-- DO THIS --
Look through the material below. Copy each line that contains the string "content".

********

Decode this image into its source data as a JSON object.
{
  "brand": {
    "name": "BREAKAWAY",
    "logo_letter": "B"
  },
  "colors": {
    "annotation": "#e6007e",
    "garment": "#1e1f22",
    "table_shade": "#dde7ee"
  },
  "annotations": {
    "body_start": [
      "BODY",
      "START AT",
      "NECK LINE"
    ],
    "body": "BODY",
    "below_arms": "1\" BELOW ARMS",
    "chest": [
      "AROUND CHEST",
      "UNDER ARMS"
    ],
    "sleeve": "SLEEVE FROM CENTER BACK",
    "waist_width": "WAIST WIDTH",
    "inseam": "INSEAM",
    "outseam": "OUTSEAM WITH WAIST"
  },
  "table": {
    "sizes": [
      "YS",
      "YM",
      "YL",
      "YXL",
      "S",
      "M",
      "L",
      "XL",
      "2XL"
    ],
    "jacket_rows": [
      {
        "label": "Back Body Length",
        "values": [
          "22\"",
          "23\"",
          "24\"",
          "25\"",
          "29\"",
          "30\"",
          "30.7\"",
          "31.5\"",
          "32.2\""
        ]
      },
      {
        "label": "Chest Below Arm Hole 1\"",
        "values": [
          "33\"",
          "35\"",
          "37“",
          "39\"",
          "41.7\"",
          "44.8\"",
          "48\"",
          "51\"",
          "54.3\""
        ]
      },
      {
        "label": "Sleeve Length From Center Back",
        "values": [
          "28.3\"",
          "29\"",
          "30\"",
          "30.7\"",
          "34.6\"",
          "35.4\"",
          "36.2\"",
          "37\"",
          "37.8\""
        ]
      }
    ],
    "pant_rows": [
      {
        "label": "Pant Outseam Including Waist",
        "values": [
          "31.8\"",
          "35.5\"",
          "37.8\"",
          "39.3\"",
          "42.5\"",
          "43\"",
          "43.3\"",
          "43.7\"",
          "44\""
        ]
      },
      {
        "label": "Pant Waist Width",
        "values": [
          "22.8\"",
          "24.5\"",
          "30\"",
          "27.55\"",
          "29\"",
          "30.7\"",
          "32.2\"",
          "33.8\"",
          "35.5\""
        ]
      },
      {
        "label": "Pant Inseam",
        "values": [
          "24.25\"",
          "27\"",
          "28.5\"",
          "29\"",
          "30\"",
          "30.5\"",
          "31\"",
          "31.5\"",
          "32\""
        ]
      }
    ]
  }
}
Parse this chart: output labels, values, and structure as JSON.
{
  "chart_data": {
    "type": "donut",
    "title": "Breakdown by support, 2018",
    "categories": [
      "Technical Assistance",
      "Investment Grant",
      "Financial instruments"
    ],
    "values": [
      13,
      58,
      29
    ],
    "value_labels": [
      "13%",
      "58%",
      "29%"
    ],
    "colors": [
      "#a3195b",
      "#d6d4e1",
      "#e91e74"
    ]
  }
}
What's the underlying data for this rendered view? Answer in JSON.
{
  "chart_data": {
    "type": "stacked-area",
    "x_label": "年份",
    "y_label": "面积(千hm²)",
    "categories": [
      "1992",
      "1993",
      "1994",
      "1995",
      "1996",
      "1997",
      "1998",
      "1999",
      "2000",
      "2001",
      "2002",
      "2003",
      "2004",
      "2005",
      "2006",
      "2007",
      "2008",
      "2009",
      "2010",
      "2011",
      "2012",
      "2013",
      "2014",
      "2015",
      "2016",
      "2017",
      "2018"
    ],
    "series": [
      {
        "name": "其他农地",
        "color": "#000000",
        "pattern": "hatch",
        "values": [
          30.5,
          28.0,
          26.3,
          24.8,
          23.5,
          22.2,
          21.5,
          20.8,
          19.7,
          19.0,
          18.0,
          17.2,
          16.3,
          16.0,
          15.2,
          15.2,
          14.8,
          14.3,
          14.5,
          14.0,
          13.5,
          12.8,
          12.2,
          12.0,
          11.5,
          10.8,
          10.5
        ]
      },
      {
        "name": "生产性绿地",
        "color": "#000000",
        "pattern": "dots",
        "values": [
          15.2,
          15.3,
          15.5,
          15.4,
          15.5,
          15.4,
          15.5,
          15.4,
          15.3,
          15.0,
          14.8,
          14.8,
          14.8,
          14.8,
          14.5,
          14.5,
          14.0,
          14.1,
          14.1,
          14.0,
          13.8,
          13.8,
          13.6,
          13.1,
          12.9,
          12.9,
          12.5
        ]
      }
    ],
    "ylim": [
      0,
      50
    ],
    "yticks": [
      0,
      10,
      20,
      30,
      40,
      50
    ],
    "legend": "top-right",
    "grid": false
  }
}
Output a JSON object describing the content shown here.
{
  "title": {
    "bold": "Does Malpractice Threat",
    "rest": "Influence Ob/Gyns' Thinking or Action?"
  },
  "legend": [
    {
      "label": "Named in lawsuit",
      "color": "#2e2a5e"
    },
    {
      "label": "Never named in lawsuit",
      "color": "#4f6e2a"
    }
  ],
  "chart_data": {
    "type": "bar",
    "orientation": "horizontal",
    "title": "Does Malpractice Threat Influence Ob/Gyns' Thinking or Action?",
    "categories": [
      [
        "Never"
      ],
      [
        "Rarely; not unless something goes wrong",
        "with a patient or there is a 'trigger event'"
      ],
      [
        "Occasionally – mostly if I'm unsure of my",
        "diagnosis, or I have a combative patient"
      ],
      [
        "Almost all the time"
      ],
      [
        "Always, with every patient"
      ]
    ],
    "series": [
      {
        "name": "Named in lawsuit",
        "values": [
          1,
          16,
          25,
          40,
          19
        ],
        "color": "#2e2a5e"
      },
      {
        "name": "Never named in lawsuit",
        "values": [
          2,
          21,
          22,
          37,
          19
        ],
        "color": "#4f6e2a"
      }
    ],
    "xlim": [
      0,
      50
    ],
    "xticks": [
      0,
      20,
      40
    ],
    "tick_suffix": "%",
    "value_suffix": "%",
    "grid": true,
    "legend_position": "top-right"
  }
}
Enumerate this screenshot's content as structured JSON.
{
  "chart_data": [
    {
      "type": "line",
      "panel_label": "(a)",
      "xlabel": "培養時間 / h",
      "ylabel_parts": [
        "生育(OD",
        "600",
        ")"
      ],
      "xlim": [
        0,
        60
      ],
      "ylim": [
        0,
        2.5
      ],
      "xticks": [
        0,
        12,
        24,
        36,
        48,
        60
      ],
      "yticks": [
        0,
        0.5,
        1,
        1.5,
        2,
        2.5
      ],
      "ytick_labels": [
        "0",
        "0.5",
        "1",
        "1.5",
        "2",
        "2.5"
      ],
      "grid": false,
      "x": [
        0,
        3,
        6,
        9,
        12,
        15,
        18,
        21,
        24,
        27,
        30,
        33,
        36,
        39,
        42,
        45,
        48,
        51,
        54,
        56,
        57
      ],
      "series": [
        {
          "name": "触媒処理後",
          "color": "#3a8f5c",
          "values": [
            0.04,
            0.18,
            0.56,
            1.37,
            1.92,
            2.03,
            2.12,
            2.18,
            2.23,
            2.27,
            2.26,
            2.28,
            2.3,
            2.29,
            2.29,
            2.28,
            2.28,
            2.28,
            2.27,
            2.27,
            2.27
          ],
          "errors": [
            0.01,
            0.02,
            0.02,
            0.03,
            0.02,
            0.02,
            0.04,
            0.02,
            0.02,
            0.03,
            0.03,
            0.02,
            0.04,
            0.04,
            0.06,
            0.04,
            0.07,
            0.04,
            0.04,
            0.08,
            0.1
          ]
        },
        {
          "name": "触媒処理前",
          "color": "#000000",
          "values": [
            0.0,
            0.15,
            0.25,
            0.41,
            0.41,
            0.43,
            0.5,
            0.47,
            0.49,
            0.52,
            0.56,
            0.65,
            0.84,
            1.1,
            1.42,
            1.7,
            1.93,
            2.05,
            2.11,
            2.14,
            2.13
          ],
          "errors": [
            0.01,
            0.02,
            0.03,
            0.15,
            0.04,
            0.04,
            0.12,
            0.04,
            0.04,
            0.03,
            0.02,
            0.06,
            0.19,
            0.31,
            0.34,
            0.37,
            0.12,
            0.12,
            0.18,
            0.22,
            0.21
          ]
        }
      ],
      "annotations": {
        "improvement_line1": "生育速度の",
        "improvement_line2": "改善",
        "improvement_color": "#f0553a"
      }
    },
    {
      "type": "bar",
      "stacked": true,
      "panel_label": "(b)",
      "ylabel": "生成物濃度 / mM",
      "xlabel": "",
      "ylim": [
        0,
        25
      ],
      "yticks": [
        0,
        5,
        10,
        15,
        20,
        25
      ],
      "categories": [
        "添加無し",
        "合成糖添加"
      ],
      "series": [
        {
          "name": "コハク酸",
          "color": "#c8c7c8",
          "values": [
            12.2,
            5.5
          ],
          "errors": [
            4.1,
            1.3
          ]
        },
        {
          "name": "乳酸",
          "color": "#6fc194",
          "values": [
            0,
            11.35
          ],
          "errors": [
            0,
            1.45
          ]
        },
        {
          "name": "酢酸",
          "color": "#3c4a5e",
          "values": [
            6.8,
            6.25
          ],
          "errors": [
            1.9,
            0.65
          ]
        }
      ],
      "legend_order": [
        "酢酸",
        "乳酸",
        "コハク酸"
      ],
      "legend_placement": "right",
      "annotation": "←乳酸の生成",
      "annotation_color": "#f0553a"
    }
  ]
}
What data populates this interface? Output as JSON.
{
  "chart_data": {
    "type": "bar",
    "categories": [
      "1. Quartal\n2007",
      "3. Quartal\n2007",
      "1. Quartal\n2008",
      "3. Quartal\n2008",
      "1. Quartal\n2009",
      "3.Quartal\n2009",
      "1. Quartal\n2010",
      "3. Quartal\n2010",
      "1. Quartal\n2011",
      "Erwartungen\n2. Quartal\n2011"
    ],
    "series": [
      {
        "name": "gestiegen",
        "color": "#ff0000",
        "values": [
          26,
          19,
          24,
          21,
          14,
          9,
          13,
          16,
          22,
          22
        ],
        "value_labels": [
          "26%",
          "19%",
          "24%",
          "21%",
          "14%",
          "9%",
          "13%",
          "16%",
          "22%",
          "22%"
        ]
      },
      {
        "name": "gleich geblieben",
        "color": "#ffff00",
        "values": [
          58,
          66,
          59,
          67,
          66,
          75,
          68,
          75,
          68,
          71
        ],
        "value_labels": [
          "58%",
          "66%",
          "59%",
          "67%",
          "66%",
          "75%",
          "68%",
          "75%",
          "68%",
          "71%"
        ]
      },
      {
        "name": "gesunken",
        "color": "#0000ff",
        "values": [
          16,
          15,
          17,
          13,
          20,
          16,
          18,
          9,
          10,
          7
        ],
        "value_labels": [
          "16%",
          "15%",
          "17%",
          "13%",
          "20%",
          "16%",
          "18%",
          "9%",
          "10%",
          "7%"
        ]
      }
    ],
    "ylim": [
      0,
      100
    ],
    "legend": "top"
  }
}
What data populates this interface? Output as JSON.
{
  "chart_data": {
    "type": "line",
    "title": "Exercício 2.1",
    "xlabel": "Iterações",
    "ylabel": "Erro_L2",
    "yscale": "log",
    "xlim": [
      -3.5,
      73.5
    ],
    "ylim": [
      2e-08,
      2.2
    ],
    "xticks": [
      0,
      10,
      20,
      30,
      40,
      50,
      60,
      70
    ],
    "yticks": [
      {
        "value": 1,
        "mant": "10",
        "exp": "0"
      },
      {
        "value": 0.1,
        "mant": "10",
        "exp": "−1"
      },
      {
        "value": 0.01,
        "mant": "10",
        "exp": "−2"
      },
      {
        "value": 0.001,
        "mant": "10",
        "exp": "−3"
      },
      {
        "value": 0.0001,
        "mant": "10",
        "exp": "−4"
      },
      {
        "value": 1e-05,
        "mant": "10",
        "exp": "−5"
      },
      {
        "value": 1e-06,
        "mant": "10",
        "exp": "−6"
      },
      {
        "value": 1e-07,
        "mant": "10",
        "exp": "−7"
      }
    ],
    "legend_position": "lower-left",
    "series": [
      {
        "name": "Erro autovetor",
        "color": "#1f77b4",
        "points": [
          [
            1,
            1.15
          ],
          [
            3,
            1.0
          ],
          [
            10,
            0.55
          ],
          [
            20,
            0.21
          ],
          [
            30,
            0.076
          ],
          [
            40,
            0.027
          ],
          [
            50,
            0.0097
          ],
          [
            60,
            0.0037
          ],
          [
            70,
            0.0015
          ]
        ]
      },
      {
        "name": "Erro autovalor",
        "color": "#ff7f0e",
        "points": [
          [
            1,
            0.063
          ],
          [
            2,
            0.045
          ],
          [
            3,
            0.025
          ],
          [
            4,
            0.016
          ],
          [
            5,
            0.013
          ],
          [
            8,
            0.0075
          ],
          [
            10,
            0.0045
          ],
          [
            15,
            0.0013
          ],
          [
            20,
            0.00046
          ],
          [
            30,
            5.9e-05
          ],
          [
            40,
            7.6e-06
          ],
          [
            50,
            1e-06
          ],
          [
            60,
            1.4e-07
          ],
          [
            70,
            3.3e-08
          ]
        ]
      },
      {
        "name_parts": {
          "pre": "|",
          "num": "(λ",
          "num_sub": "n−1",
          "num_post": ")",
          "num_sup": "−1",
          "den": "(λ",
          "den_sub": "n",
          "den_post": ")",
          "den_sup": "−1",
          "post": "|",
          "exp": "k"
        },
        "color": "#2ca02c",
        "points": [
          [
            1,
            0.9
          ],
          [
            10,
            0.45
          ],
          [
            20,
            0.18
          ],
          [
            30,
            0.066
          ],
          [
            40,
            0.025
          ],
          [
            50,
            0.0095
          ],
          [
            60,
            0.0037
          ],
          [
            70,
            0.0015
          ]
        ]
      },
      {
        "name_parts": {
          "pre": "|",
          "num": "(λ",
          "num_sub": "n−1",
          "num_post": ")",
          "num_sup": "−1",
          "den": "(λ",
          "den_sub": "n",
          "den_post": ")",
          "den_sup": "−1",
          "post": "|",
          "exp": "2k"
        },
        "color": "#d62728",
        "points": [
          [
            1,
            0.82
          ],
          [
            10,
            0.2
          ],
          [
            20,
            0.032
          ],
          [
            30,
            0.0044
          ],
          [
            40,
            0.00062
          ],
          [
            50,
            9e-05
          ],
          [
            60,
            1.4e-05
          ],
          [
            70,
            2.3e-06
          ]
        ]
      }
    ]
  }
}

********

-- FINAL ANSWER --
Output a JSON object describing the content shown here.
Enumerate this screenshot's content as structured JSON.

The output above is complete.